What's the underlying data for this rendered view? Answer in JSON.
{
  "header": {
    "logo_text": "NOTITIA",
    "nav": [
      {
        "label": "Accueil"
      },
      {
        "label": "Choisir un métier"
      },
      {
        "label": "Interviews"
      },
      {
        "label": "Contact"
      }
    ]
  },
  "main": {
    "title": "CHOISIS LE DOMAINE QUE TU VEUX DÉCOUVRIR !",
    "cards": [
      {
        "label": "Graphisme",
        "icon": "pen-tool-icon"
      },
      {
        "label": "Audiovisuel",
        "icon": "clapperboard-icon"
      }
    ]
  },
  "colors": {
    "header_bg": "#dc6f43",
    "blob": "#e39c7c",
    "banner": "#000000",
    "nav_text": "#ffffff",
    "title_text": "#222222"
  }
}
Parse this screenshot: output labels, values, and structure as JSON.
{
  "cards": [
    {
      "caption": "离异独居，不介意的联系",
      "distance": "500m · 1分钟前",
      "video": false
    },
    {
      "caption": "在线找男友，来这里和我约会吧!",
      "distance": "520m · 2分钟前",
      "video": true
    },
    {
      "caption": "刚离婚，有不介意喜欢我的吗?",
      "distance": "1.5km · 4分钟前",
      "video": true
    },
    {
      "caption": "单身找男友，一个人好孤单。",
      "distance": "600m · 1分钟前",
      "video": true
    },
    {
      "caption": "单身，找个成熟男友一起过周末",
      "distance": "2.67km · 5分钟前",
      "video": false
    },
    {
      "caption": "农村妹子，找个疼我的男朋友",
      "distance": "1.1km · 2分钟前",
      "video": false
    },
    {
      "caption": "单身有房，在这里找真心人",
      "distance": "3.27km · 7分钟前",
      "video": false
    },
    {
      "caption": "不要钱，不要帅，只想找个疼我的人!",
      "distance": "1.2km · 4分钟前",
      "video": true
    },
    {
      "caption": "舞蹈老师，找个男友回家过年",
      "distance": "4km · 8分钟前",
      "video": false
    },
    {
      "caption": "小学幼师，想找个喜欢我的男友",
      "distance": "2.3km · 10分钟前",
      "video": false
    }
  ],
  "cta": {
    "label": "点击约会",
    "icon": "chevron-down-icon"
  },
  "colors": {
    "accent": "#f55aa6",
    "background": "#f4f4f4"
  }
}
.....
YOUR OBJECTIVE => Copy each line above that contains the string "icon".

SOLUTION TO THIS EXERCISE =>
        "icon": "pen-tool-icon"
        "icon": "clapperboard-icon"
    "icon": "chevron-down-icon"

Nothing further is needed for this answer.